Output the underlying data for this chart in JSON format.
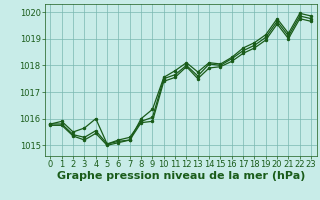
{
  "xlabel": "Graphe pression niveau de la mer (hPa)",
  "background_color": "#c8ece8",
  "grid_color": "#7ab8b0",
  "line_color": "#1a5c1a",
  "ylim": [
    1014.6,
    1020.3
  ],
  "xlim": [
    -0.5,
    23.5
  ],
  "yticks": [
    1015,
    1016,
    1017,
    1018,
    1019,
    1020
  ],
  "xticks": [
    0,
    1,
    2,
    3,
    4,
    5,
    6,
    7,
    8,
    9,
    10,
    11,
    12,
    13,
    14,
    15,
    16,
    17,
    18,
    19,
    20,
    21,
    22,
    23
  ],
  "series": [
    [
      1015.8,
      1015.9,
      1015.5,
      1015.65,
      1016.0,
      1015.05,
      1015.15,
      1015.2,
      1016.0,
      1016.35,
      1017.55,
      1017.8,
      1018.1,
      1017.75,
      1018.1,
      1018.05,
      1018.3,
      1018.65,
      1018.85,
      1019.15,
      1019.75,
      1019.2,
      1019.95,
      1019.85
    ],
    [
      1015.8,
      1015.8,
      1015.4,
      1015.3,
      1015.55,
      1015.05,
      1015.2,
      1015.3,
      1015.9,
      1016.05,
      1017.5,
      1017.65,
      1018.0,
      1017.6,
      1018.05,
      1018.0,
      1018.25,
      1018.55,
      1018.75,
      1019.05,
      1019.65,
      1019.1,
      1019.85,
      1019.75
    ],
    [
      1015.75,
      1015.75,
      1015.35,
      1015.2,
      1015.45,
      1015.0,
      1015.1,
      1015.2,
      1015.85,
      1015.9,
      1017.4,
      1017.55,
      1017.95,
      1017.5,
      1017.9,
      1017.95,
      1018.15,
      1018.45,
      1018.65,
      1018.95,
      1019.55,
      1019.0,
      1019.75,
      1019.65
    ]
  ],
  "marker": ".",
  "markersize": 3,
  "linewidth": 0.9,
  "xlabel_fontsize": 8,
  "tick_fontsize": 6,
  "fig_width": 3.2,
  "fig_height": 2.0,
  "dpi": 100
}
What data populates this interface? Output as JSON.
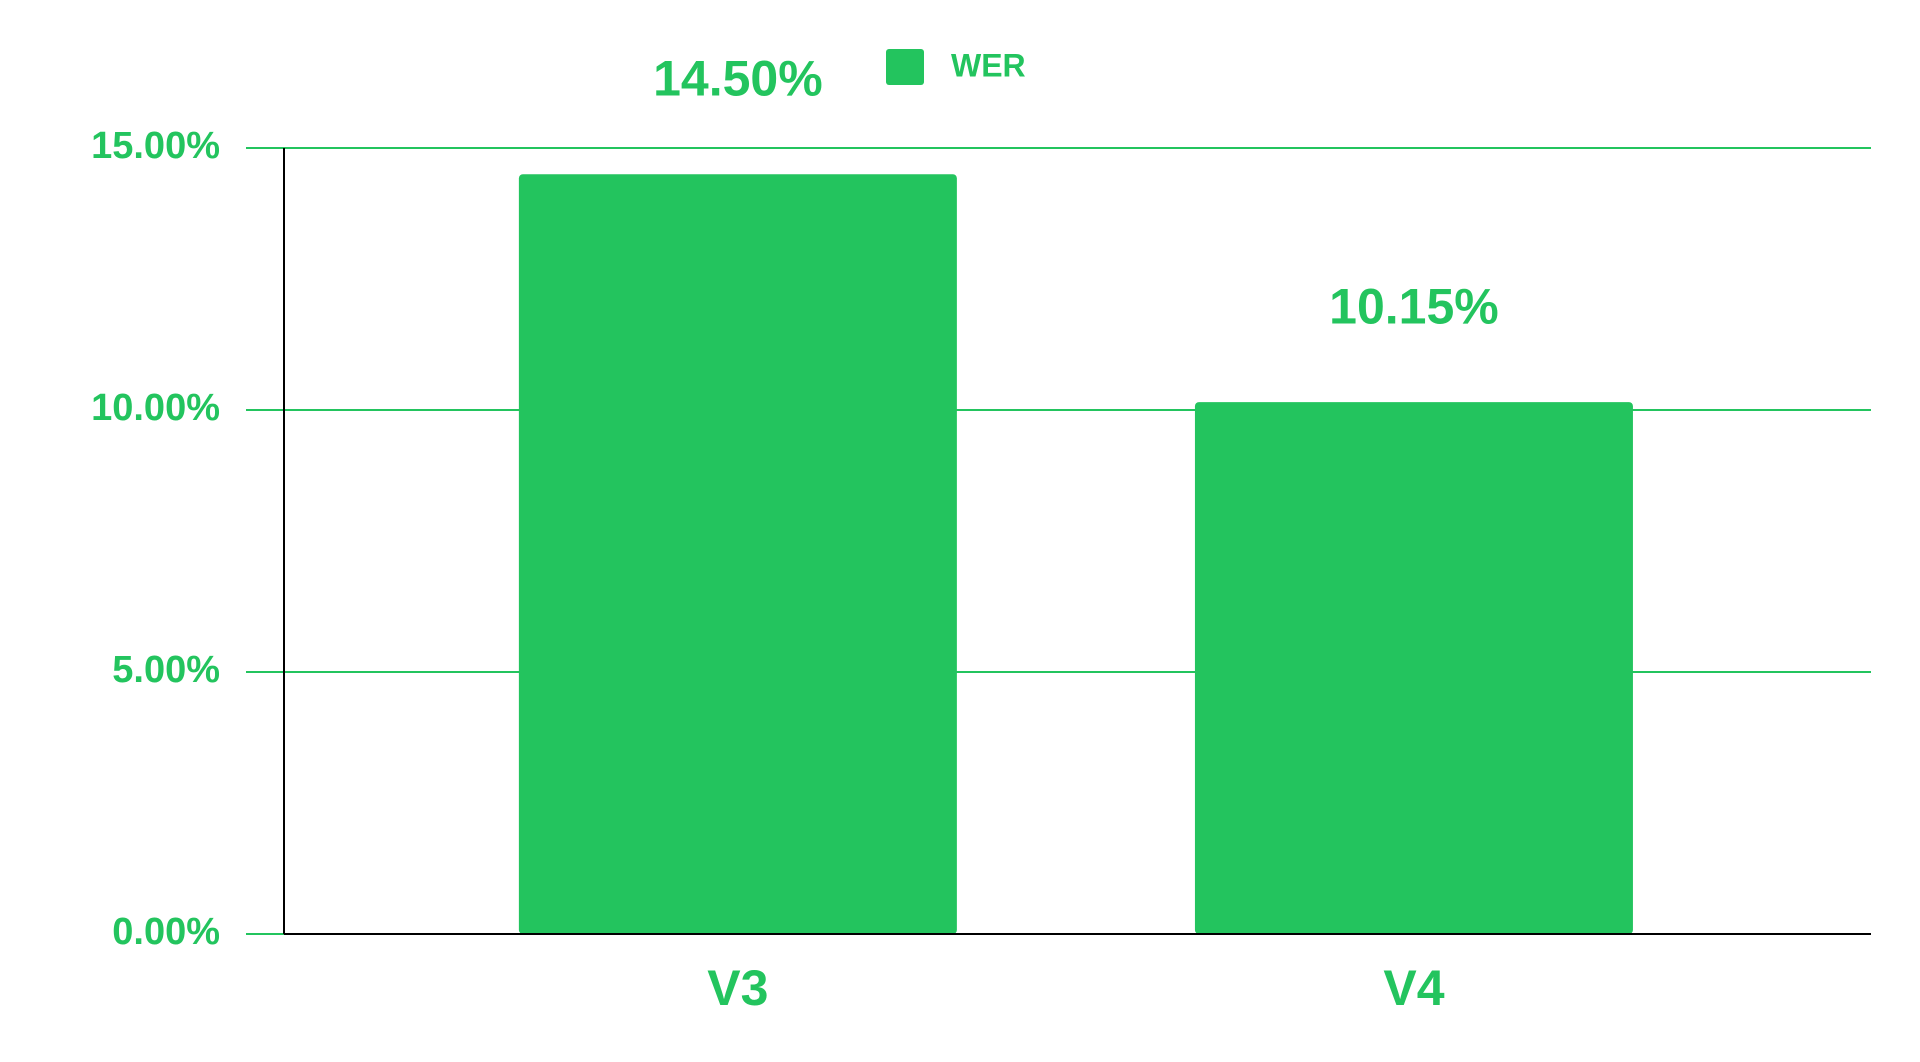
{
  "chart_data": {
    "type": "bar",
    "categories": [
      "V3",
      "V4"
    ],
    "series": [
      {
        "name": "WER",
        "color": "#23c45e",
        "values": [
          14.5,
          10.15
        ],
        "value_labels": [
          "14.50%",
          "10.15%"
        ]
      }
    ],
    "ylim": [
      0,
      15
    ],
    "yticks": [
      {
        "value": 0,
        "label": "0.00%"
      },
      {
        "value": 5,
        "label": "5.00%"
      },
      {
        "value": 10,
        "label": "10.00%"
      },
      {
        "value": 15,
        "label": "15.00%"
      }
    ],
    "grid": true,
    "legend": "top"
  }
}
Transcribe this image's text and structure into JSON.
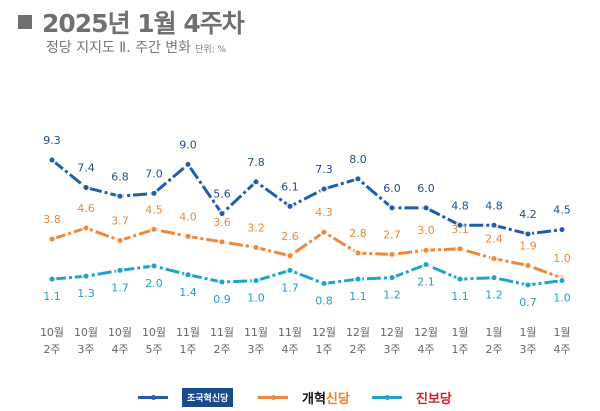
{
  "header": {
    "title": "2025년 1월 4주차",
    "subtitle": "정당 지지도 Ⅱ. 주간 변화",
    "unit": "단위: %"
  },
  "chart_data": {
    "type": "line",
    "categories": [
      [
        "10월",
        "2주"
      ],
      [
        "10월",
        "3주"
      ],
      [
        "10월",
        "4주"
      ],
      [
        "10월",
        "5주"
      ],
      [
        "11월",
        "1주"
      ],
      [
        "11월",
        "2주"
      ],
      [
        "11월",
        "3주"
      ],
      [
        "11월",
        "4주"
      ],
      [
        "12월",
        "1주"
      ],
      [
        "12월",
        "2주"
      ],
      [
        "12월",
        "3주"
      ],
      [
        "12월",
        "4주"
      ],
      [
        "1월",
        "1주"
      ],
      [
        "1월",
        "2주"
      ],
      [
        "1월",
        "3주"
      ],
      [
        "1월",
        "4주"
      ]
    ],
    "series": [
      {
        "name": "조국혁신당",
        "color": "#1f5ea8",
        "values": [
          9.3,
          7.4,
          6.8,
          7.0,
          9.0,
          5.6,
          7.8,
          6.1,
          7.3,
          8.0,
          6.0,
          6.0,
          4.8,
          4.8,
          4.2,
          4.5
        ]
      },
      {
        "name": "개혁신당",
        "color": "#f0883a",
        "values": [
          3.8,
          4.6,
          3.7,
          4.5,
          4.0,
          3.6,
          3.2,
          2.6,
          4.3,
          2.8,
          2.7,
          3.0,
          3.1,
          2.4,
          1.9,
          1.0
        ]
      },
      {
        "name": "진보당",
        "color": "#1fa3c8",
        "values": [
          1.1,
          1.3,
          1.7,
          2.0,
          1.4,
          0.9,
          1.0,
          1.7,
          0.8,
          1.1,
          1.2,
          2.1,
          1.1,
          1.2,
          0.7,
          1.0
        ]
      }
    ],
    "legend": "bottom",
    "grid": false
  },
  "legend": {
    "s1": "조국혁신당",
    "s2a": "개혁",
    "s2b": "신당",
    "s3": "진보당"
  }
}
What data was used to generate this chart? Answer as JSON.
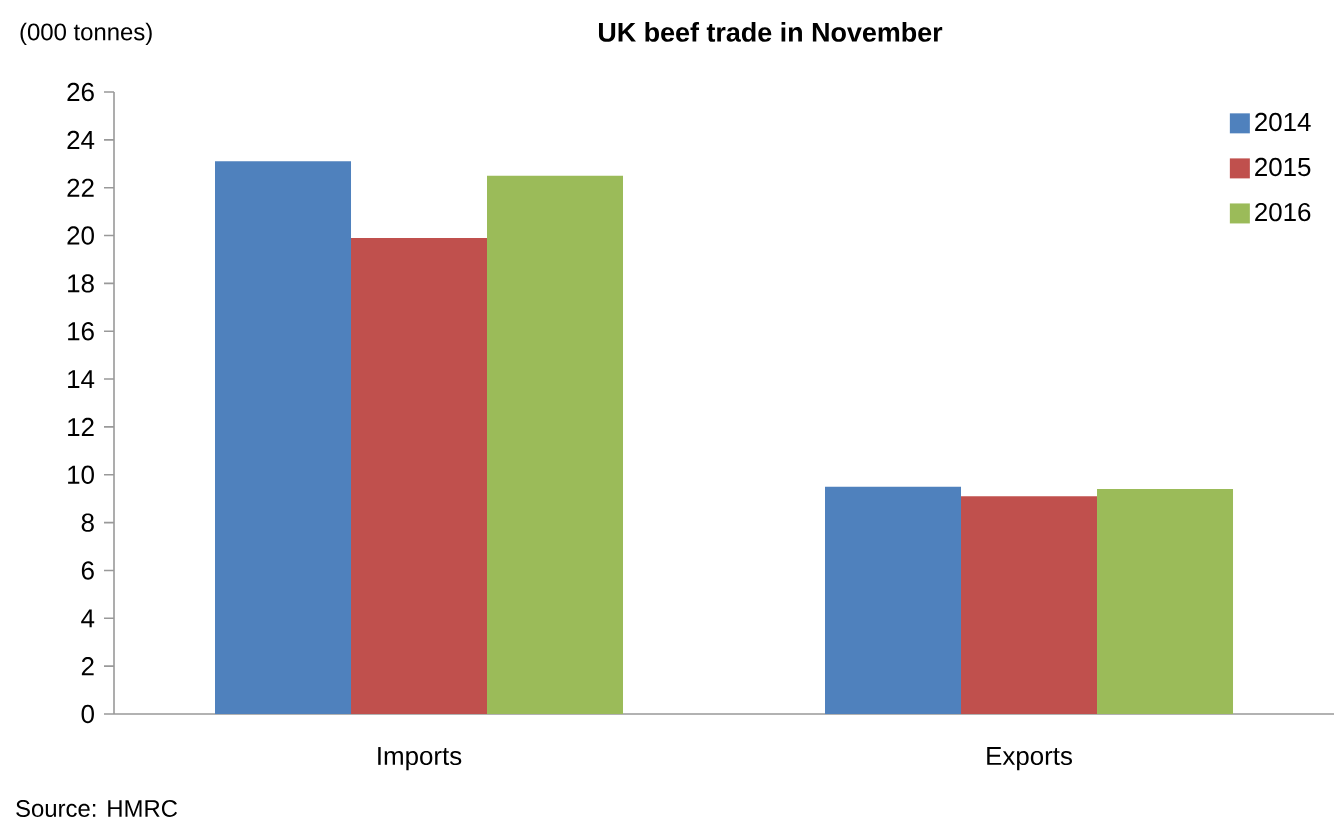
{
  "chart_data": {
    "type": "bar",
    "title": "UK beef trade in November",
    "ylabel": "(000 tonnes)",
    "categories": [
      "Imports",
      "Exports"
    ],
    "series": [
      {
        "name": "2014",
        "color": "#4f81bd",
        "values": [
          23.1,
          9.5
        ]
      },
      {
        "name": "2015",
        "color": "#c0504d",
        "values": [
          19.9,
          9.1
        ]
      },
      {
        "name": "2016",
        "color": "#9bbb59",
        "values": [
          22.5,
          9.4
        ]
      }
    ],
    "ylim": [
      0,
      26
    ],
    "yticks": [
      0,
      2,
      4,
      6,
      8,
      10,
      12,
      14,
      16,
      18,
      20,
      22,
      24,
      26
    ],
    "grid": false,
    "legend": "top right",
    "annotations": [
      "Source: HMRC"
    ]
  }
}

++++++

Which lines of the data above contain "legend"? Copy each one.

    "legend": "top"
    "legend": "bottom",
  "legend": {
    "legend": "top right",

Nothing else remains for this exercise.